◆ GIVEN INSTRUCTION ◆
Reproduce the entries word for word, and omit any picture you find in them.

━━━

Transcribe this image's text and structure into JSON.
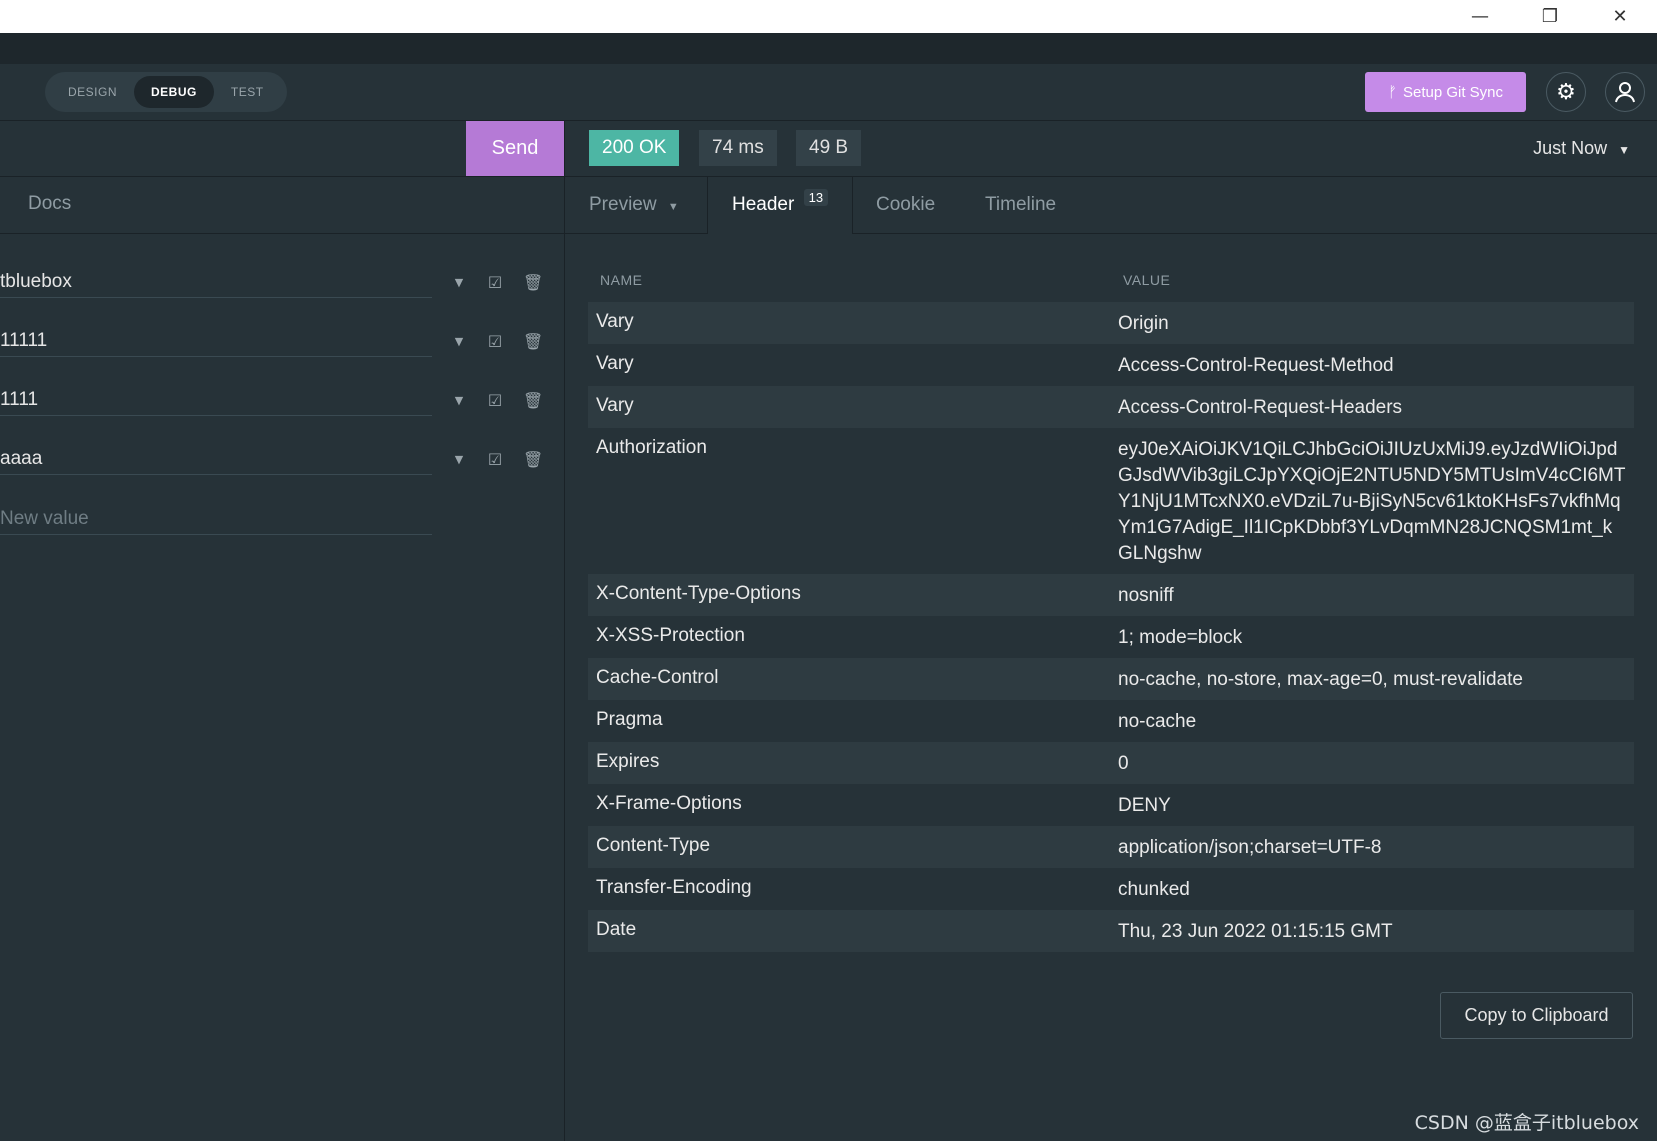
{
  "window": {
    "minimize": "—",
    "restore": "❐",
    "close": "✕"
  },
  "modes": {
    "design": "DESIGN",
    "debug": "DEBUG",
    "test": "TEST"
  },
  "header": {
    "git_sync": "Setup Git Sync",
    "git_icon": "ᚠ",
    "settings_icon": "⚙",
    "account_icon": "👤"
  },
  "request": {
    "send": "Send"
  },
  "response": {
    "status": "200 OK",
    "time": "74 ms",
    "size": "49 B",
    "history": "Just Now",
    "history_caret": "▼"
  },
  "left_tabs": {
    "docs": "Docs"
  },
  "right_tabs": {
    "preview": "Preview",
    "preview_caret": "▼",
    "header": "Header",
    "header_count": "13",
    "cookie": "Cookie",
    "timeline": "Timeline"
  },
  "query": {
    "rows": [
      "tbluebox",
      "11111",
      "1111",
      "aaaa"
    ],
    "new_placeholder": "New value",
    "caret": "▼",
    "check": "☑",
    "trash": "🗑"
  },
  "headers": {
    "col_name": "NAME",
    "col_value": "VALUE",
    "rows": [
      {
        "name": "Vary",
        "value": "Origin"
      },
      {
        "name": "Vary",
        "value": "Access-Control-Request-Method"
      },
      {
        "name": "Vary",
        "value": "Access-Control-Request-Headers"
      },
      {
        "name": "Authorization",
        "value": "eyJ0eXAiOiJKV1QiLCJhbGciOiJIUzUxMiJ9.eyJzdWIiOiJpdGJsdWVib3giLCJpYXQiOjE2NTU5NDY5MTUsImV4cCI6MTY1NjU1MTcxNX0.eVDziL7u-BjiSyN5cv61ktoKHsFs7vkfhMqYm1G7AdigE_Il1ICpKDbbf3YLvDqmMN28JCNQSM1mt_kGLNgshw"
      },
      {
        "name": "X-Content-Type-Options",
        "value": "nosniff"
      },
      {
        "name": "X-XSS-Protection",
        "value": "1; mode=block"
      },
      {
        "name": "Cache-Control",
        "value": "no-cache, no-store, max-age=0, must-revalidate"
      },
      {
        "name": "Pragma",
        "value": "no-cache"
      },
      {
        "name": "Expires",
        "value": "0"
      },
      {
        "name": "X-Frame-Options",
        "value": "DENY"
      },
      {
        "name": "Content-Type",
        "value": "application/json;charset=UTF-8"
      },
      {
        "name": "Transfer-Encoding",
        "value": "chunked"
      },
      {
        "name": "Date",
        "value": "Thu, 23 Jun 2022 01:15:15 GMT"
      }
    ]
  },
  "copy_button": "Copy to Clipboard",
  "watermark": "CSDN @蓝盒子itbluebox"
}
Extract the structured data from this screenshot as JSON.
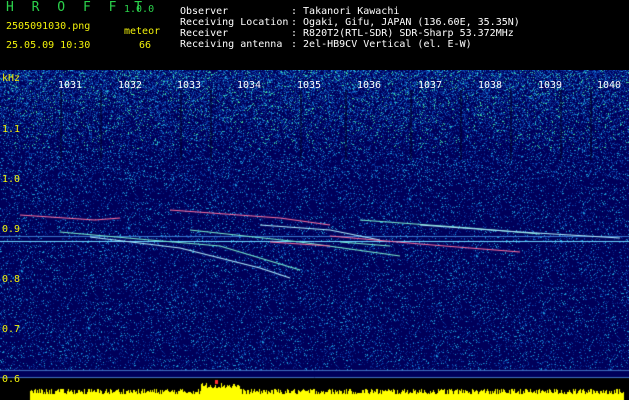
{
  "header": {
    "app_name": "H R O F F T",
    "version": "1.0.0",
    "filename": "2505091030.png",
    "datetime": "25.05.09 10:30",
    "meteor_label": "meteor",
    "meteor_count": "66",
    "info_labels": [
      "Observer",
      "Receiving Location",
      "Receiver",
      "Receiving antenna"
    ],
    "info_values": [
      ": Takanori Kawachi",
      ": Ogaki, Gifu, JAPAN (136.60E, 35.35N)",
      ": R820T2(RTL-SDR) SDR-Sharp 53.372MHz",
      ": 2el-HB9CV Vertical (el. E-W)"
    ]
  },
  "axes": {
    "y_unit": "kHz",
    "y_ticks": [
      "1.1",
      "1.0",
      "0.9",
      "0.8",
      "0.7",
      "0.6"
    ],
    "x_ticks": [
      "1031",
      "1032",
      "1033",
      "1034",
      "1035",
      "1036",
      "1037",
      "1038",
      "1039",
      "1040"
    ]
  },
  "colors": {
    "background": "#000000",
    "spectrum_base": "#00005a",
    "header_yellow": "#f2f20a",
    "header_white": "#ffffff",
    "brand_green": "#2bd24b",
    "signal_bar": "#ffff00"
  }
}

━━━

◆ COMPLETE ANSWER ◆
Transcribe this image's text and structure into JSON.
{
  "window": {
    "minimize": "—",
    "restore": "❐",
    "close": "✕"
  },
  "modes": {
    "design": "DESIGN",
    "debug": "DEBUG",
    "test": "TEST"
  },
  "header": {
    "git_sync": "Setup Git Sync",
    "git_icon": "ᚠ",
    "settings_icon": "⚙",
    "account_icon": "👤"
  },
  "request": {
    "send": "Send"
  },
  "response": {
    "status": "200 OK",
    "time": "74 ms",
    "size": "49 B",
    "history": "Just Now",
    "history_caret": "▼"
  },
  "left_tabs": {
    "docs": "Docs"
  },
  "right_tabs": {
    "preview": "Preview",
    "preview_caret": "▼",
    "header": "Header",
    "header_count": "13",
    "cookie": "Cookie",
    "timeline": "Timeline"
  },
  "query": {
    "rows": [
      "tbluebox",
      "11111",
      "1111",
      "aaaa"
    ],
    "new_placeholder": "New value",
    "caret": "▼",
    "check": "☑",
    "trash": "🗑"
  },
  "headers": {
    "col_name": "NAME",
    "col_value": "VALUE",
    "rows": [
      {
        "name": "Vary",
        "value": "Origin"
      },
      {
        "name": "Vary",
        "value": "Access-Control-Request-Method"
      },
      {
        "name": "Vary",
        "value": "Access-Control-Request-Headers"
      },
      {
        "name": "Authorization",
        "value": "eyJ0eXAiOiJKV1QiLCJhbGciOiJIUzUxMiJ9.eyJzdWIiOiJpdGJsdWVib3giLCJpYXQiOjE2NTU5NDY5MTUsImV4cCI6MTY1NjU1MTcxNX0.eVDziL7u-BjiSyN5cv61ktoKHsFs7vkfhMqYm1G7AdigE_Il1ICpKDbbf3YLvDqmMN28JCNQSM1mt_kGLNgshw"
      },
      {
        "name": "X-Content-Type-Options",
        "value": "nosniff"
      },
      {
        "name": "X-XSS-Protection",
        "value": "1; mode=block"
      },
      {
        "name": "Cache-Control",
        "value": "no-cache, no-store, max-age=0, must-revalidate"
      },
      {
        "name": "Pragma",
        "value": "no-cache"
      },
      {
        "name": "Expires",
        "value": "0"
      },
      {
        "name": "X-Frame-Options",
        "value": "DENY"
      },
      {
        "name": "Content-Type",
        "value": "application/json;charset=UTF-8"
      },
      {
        "name": "Transfer-Encoding",
        "value": "chunked"
      },
      {
        "name": "Date",
        "value": "Thu, 23 Jun 2022 01:15:15 GMT"
      }
    ]
  },
  "copy_button": "Copy to Clipboard",
  "watermark": "CSDN @蓝盒子itbluebox"
}
Extract the structured data from this screenshot as JSON.
{
  "header": {
    "app_name": "H R O F F T",
    "version": "1.0.0",
    "filename": "2505091030.png",
    "datetime": "25.05.09 10:30",
    "meteor_label": "meteor",
    "meteor_count": "66",
    "info_labels": [
      "Observer",
      "Receiving Location",
      "Receiver",
      "Receiving antenna"
    ],
    "info_values": [
      ": Takanori Kawachi",
      ": Ogaki, Gifu, JAPAN (136.60E, 35.35N)",
      ": R820T2(RTL-SDR) SDR-Sharp 53.372MHz",
      ": 2el-HB9CV Vertical (el. E-W)"
    ]
  },
  "axes": {
    "y_unit": "kHz",
    "y_ticks": [
      "1.1",
      "1.0",
      "0.9",
      "0.8",
      "0.7",
      "0.6"
    ],
    "x_ticks": [
      "1031",
      "1032",
      "1033",
      "1034",
      "1035",
      "1036",
      "1037",
      "1038",
      "1039",
      "1040"
    ]
  },
  "colors": {
    "background": "#000000",
    "spectrum_base": "#00005a",
    "header_yellow": "#f2f20a",
    "header_white": "#ffffff",
    "brand_green": "#2bd24b",
    "signal_bar": "#ffff00"
  }
}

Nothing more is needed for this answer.